# TASK DESCRIPTION
Each entry below must be repeated word for word.

# STORED RECORDS

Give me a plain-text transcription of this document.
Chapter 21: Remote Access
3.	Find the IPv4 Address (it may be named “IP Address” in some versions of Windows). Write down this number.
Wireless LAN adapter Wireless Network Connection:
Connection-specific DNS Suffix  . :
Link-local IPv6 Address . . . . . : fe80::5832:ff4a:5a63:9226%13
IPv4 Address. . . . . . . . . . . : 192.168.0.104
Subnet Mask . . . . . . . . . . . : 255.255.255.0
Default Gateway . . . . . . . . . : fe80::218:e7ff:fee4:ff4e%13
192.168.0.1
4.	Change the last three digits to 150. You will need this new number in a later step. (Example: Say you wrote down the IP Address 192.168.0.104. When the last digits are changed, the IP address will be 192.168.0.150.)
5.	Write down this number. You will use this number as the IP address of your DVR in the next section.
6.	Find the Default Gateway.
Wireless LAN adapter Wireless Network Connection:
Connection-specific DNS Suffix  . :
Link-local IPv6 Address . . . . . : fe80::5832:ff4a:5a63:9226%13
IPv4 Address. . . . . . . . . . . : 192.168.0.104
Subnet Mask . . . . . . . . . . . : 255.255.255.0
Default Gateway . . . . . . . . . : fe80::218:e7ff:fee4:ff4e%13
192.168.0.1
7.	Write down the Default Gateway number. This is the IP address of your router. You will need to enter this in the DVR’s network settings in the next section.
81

# FULL OUTPUT
Give me a plain-text transcription of this document.
Chapter 21: Remote Access
3.	Find the IPv4 Address (it may be named “IP Address” in some versions of Windows). Write down this number.
Wireless LAN adapter Wireless Network Connection:
Connection-specific DNS Suffix  . :
Link-local IPv6 Address . . . . . : fe80::5832:ff4a:5a63:9226%13
IPv4 Address. . . . . . . . . . . : 192.168.0.104
Subnet Mask . . . . . . . . . . . : 255.255.255.0
Default Gateway . . . . . . . . . : fe80::218:e7ff:fee4:ff4e%13
192.168.0.1
4.	Change the last three digits to 150. You will need this new number in a later step. (Example: Say you wrote down the IP Address 192.168.0.104. When the last digits are changed, the IP address will be 192.168.0.150.)
5.	Write down this number. You will use this number as the IP address of your DVR in the next section.
6.	Find the Default Gateway.
Wireless LAN adapter Wireless Network Connection:
Connection-specific DNS Suffix  . :
Link-local IPv6 Address . . . . . : fe80::5832:ff4a:5a63:9226%13
IPv4 Address. . . . . . . . . . . : 192.168.0.104
Subnet Mask . . . . . . . . . . . : 255.255.255.0
Default Gateway . . . . . . . . . : fe80::218:e7ff:fee4:ff4e%13
192.168.0.1
7.	Write down the Default Gateway number. This is the IP address of your router. You will need to enter this in the DVR’s network settings in the next section.
81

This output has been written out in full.